Report all lines from the entries below in which "لجنة" appears.
>>>
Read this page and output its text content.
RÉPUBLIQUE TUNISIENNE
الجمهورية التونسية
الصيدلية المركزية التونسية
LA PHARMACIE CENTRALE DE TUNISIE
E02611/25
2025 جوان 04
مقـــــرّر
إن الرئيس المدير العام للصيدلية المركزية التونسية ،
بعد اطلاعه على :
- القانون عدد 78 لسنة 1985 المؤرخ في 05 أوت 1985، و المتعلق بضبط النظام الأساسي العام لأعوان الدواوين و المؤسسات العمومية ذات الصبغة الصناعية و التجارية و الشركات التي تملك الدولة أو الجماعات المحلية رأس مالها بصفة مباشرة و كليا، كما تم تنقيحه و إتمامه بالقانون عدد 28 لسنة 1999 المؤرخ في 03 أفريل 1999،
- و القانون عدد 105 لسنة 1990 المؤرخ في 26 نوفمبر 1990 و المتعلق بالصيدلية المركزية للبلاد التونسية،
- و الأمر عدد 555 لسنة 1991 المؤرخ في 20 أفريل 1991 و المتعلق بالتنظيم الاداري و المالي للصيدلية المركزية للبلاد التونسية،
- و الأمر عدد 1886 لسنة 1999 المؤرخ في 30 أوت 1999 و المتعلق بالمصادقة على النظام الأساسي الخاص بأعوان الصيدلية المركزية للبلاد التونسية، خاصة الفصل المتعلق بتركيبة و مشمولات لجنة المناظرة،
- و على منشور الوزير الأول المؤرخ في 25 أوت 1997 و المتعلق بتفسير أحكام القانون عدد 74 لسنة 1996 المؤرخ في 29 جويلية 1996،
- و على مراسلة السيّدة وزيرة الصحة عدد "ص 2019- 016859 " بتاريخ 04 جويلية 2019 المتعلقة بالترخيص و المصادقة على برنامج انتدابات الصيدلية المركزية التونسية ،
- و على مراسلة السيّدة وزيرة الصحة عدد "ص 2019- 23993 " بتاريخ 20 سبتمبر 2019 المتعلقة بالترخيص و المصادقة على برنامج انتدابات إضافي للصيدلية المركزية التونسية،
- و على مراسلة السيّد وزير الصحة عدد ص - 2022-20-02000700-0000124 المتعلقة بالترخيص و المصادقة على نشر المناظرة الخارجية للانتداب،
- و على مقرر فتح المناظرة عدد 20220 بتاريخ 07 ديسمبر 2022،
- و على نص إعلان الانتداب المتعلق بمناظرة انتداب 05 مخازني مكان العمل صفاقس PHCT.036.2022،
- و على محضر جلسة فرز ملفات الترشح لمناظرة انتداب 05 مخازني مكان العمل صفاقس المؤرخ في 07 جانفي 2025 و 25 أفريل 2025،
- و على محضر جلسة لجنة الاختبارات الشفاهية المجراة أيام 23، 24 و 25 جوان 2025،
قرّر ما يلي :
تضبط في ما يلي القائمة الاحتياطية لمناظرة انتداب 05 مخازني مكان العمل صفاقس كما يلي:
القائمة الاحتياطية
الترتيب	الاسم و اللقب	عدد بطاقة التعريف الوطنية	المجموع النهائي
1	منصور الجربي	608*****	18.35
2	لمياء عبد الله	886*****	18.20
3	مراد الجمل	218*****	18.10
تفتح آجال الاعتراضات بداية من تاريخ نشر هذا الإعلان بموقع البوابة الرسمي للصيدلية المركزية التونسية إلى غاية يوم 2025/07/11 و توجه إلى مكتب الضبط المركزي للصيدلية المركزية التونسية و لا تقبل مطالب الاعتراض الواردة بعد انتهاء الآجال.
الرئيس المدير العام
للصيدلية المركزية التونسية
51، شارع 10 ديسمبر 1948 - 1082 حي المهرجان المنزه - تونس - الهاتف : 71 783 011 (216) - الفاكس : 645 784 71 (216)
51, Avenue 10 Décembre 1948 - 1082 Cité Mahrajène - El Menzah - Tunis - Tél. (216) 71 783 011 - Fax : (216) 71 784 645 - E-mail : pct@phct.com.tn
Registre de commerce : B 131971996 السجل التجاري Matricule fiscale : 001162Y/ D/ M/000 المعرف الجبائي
<<<
§ **Response to this exercise**:
- و الأمر عدد 1886 لسنة 1999 المؤرخ في 30 أوت 1999 و المتعلق بالمصادقة على النظام الأساسي الخاص بأعوان الصيدلية المركزية للبلاد التونسية، خاصة الفصل المتعلق بتركيبة و مشمولات لجنة المناظرة،
- و على محضر جلسة لجنة الاختبارات الشفاهية المجراة أيام 23، 24 و 25 جوان 2025،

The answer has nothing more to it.